> _Exercise details_: Retype every one of the saved entries below word for word, keeping each line unchanged.

Saved entries
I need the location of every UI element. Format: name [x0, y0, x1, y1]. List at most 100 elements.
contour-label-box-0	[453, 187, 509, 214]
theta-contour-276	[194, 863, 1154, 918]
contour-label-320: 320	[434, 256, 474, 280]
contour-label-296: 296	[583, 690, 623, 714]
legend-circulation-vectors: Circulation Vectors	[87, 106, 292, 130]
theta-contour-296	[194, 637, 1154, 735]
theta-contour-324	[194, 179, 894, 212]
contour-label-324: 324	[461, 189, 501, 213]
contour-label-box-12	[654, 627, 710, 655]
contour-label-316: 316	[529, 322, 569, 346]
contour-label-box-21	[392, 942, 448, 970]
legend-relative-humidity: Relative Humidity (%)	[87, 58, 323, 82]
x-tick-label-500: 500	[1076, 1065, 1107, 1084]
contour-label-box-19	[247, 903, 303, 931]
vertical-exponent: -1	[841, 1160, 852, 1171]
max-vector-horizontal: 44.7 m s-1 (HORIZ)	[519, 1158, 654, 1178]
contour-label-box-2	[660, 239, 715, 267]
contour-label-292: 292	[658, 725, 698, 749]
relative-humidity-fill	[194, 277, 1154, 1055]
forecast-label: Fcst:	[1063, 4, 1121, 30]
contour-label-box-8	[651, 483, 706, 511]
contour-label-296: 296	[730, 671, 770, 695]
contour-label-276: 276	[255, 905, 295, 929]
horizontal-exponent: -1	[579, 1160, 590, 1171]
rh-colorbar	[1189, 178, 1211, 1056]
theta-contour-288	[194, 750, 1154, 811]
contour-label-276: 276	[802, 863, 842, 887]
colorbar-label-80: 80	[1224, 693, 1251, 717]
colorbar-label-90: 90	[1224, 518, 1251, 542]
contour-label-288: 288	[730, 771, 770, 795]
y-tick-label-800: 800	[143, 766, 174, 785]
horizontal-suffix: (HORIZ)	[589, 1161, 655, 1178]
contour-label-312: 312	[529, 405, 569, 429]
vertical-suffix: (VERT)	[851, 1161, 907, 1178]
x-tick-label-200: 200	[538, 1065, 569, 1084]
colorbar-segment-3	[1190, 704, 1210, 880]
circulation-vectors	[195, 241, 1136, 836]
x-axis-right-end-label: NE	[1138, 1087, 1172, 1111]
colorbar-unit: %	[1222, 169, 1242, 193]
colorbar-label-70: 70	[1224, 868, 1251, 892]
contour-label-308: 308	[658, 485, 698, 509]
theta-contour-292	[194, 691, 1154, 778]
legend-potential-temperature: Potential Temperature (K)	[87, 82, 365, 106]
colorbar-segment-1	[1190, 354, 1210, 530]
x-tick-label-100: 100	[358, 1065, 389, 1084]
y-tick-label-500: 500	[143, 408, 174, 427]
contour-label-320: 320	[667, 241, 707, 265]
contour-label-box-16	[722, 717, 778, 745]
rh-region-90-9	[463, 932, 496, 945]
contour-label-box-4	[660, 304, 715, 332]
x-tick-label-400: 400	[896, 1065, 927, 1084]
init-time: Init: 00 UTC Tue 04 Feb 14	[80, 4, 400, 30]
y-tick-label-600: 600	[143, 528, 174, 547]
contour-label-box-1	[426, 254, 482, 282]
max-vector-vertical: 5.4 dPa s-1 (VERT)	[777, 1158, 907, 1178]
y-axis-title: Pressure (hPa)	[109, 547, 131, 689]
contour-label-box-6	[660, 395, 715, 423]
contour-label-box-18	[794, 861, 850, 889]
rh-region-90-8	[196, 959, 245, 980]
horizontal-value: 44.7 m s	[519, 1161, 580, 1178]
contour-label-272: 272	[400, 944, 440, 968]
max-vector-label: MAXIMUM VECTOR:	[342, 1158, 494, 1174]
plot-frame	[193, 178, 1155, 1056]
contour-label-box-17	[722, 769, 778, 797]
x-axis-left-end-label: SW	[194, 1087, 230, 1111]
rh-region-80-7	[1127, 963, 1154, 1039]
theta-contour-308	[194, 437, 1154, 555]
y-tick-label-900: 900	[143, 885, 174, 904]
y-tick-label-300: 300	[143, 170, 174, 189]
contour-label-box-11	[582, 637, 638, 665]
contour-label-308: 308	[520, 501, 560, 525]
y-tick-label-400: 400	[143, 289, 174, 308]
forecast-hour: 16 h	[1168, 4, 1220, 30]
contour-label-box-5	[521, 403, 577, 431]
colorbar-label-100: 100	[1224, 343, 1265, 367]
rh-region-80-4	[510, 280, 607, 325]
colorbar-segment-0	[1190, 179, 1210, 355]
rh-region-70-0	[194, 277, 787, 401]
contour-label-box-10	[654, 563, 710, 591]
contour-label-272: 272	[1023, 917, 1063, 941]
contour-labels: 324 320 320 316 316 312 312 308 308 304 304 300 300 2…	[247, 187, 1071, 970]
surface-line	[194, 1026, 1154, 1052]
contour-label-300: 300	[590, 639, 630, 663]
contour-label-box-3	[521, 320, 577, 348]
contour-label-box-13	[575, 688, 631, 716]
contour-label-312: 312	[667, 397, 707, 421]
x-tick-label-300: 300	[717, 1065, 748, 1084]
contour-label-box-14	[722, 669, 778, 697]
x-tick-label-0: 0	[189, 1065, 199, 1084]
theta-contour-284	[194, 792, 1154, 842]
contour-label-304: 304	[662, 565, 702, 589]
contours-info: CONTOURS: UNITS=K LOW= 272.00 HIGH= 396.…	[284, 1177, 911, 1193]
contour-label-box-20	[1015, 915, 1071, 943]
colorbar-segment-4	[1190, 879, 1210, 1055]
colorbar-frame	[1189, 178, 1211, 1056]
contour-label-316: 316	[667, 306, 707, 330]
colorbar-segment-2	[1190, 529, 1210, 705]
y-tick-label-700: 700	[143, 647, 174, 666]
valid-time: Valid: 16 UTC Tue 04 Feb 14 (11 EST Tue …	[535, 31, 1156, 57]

> _Solution below_:
I need the location of every UI element. Format: name [x0, y0, x1, y1]. List at most 100 elements.
contour-label-box-0	[453, 187, 509, 214]
theta-contour-276	[194, 863, 1154, 918]
contour-label-320: 320	[434, 256, 474, 280]
contour-label-296: 296	[583, 690, 623, 714]
legend-circulation-vectors: Circulation Vectors	[87, 106, 292, 130]
theta-contour-296	[194, 637, 1154, 735]
theta-contour-324	[194, 179, 894, 212]
contour-label-324: 324	[461, 189, 501, 213]
contour-label-box-12	[654, 627, 710, 655]
contour-label-316: 316	[529, 322, 569, 346]
contour-label-box-21	[392, 942, 448, 970]
legend-relative-humidity: Relative Humidity (%)	[87, 58, 323, 82]
x-tick-label-500: 500	[1076, 1065, 1107, 1084]
contour-label-box-19	[247, 903, 303, 931]
vertical-exponent: -1	[841, 1160, 852, 1171]
max-vector-horizontal: 44.7 m s-1 (HORIZ)	[519, 1158, 654, 1178]
contour-label-box-2	[660, 239, 715, 267]
contour-label-292: 292	[658, 725, 698, 749]
relative-humidity-fill	[194, 277, 1154, 1055]
forecast-label: Fcst:	[1063, 4, 1121, 30]
contour-label-box-8	[651, 483, 706, 511]
contour-label-296: 296	[730, 671, 770, 695]
contour-label-276: 276	[255, 905, 295, 929]
horizontal-exponent: -1	[579, 1160, 590, 1171]
rh-colorbar	[1189, 178, 1211, 1056]
theta-contour-288	[194, 750, 1154, 811]
contour-label-276: 276	[802, 863, 842, 887]
colorbar-label-80: 80	[1224, 693, 1251, 717]
colorbar-label-90: 90	[1224, 518, 1251, 542]
contour-label-288: 288	[730, 771, 770, 795]
y-tick-label-800: 800	[143, 766, 174, 785]
horizontal-suffix: (HORIZ)	[589, 1161, 655, 1178]
contour-label-312: 312	[529, 405, 569, 429]
vertical-suffix: (VERT)	[851, 1161, 907, 1178]
x-tick-label-200: 200	[538, 1065, 569, 1084]
colorbar-segment-3	[1190, 704, 1210, 880]
circulation-vectors	[195, 241, 1136, 836]
x-axis-right-end-label: NE	[1138, 1087, 1172, 1111]
colorbar-unit: %	[1222, 169, 1242, 193]
colorbar-label-70: 70	[1224, 868, 1251, 892]
contour-label-308: 308	[658, 485, 698, 509]
theta-contour-292	[194, 691, 1154, 778]
legend-potential-temperature: Potential Temperature (K)	[87, 82, 365, 106]
colorbar-segment-1	[1190, 354, 1210, 530]
x-tick-label-100: 100	[358, 1065, 389, 1084]
y-tick-label-500: 500	[143, 408, 174, 427]
contour-label-320: 320	[667, 241, 707, 265]
contour-label-box-16	[722, 717, 778, 745]
rh-region-90-9	[463, 932, 496, 945]
contour-label-box-4	[660, 304, 715, 332]
x-tick-label-400: 400	[896, 1065, 927, 1084]
init-time: Init: 00 UTC Tue 04 Feb 14	[80, 4, 400, 30]
y-tick-label-600: 600	[143, 528, 174, 547]
contour-label-box-1	[426, 254, 482, 282]
max-vector-vertical: 5.4 dPa s-1 (VERT)	[777, 1158, 907, 1178]
y-axis-title: Pressure (hPa)	[109, 547, 131, 689]
contour-label-box-6	[660, 395, 715, 423]
contour-label-box-18	[794, 861, 850, 889]
rh-region-90-8	[196, 959, 245, 980]
horizontal-value: 44.7 m s	[519, 1161, 580, 1178]
contour-label-272: 272	[400, 944, 440, 968]
max-vector-label: MAXIMUM VECTOR:	[342, 1158, 494, 1174]
plot-frame	[193, 178, 1155, 1056]
contour-label-box-17	[722, 769, 778, 797]
x-axis-left-end-label: SW	[194, 1087, 230, 1111]
rh-region-80-7	[1127, 963, 1154, 1039]
theta-contour-308	[194, 437, 1154, 555]
y-tick-label-900: 900	[143, 885, 174, 904]
y-tick-label-300: 300	[143, 170, 174, 189]
contour-label-box-11	[582, 637, 638, 665]
contour-label-308: 308	[520, 501, 560, 525]
y-tick-label-400: 400	[143, 289, 174, 308]
forecast-hour: 16 h	[1168, 4, 1220, 30]
contour-label-box-5	[521, 403, 577, 431]
colorbar-label-100: 100	[1224, 343, 1265, 367]
rh-region-80-4	[510, 280, 607, 325]
colorbar-segment-0	[1190, 179, 1210, 355]
rh-region-70-0	[194, 277, 787, 401]
contour-label-box-10	[654, 563, 710, 591]
contour-label-272: 272	[1023, 917, 1063, 941]
contour-labels: 324 320 320 316 316 312 312 308 308 304 304 300 300 2…	[247, 187, 1071, 970]
surface-line	[194, 1026, 1154, 1052]
contour-label-300: 300	[590, 639, 630, 663]
contour-label-box-3	[521, 320, 577, 348]
contour-label-box-13	[575, 688, 631, 716]
contour-label-312: 312	[667, 397, 707, 421]
x-tick-label-300: 300	[717, 1065, 748, 1084]
contour-label-box-14	[722, 669, 778, 697]
x-tick-label-0: 0	[189, 1065, 199, 1084]
theta-contour-284	[194, 792, 1154, 842]
contour-label-304: 304	[662, 565, 702, 589]
contours-info: CONTOURS: UNITS=K LOW= 272.00 HIGH= 396.…	[284, 1177, 911, 1193]
contour-label-box-20	[1015, 915, 1071, 943]
colorbar-segment-4	[1190, 879, 1210, 1055]
colorbar-frame	[1189, 178, 1211, 1056]
contour-label-316: 316	[667, 306, 707, 330]
colorbar-segment-2	[1190, 529, 1210, 705]
y-tick-label-700: 700	[143, 647, 174, 666]
valid-time: Valid: 16 UTC Tue 04 Feb 14 (11 EST Tue …	[535, 31, 1156, 57]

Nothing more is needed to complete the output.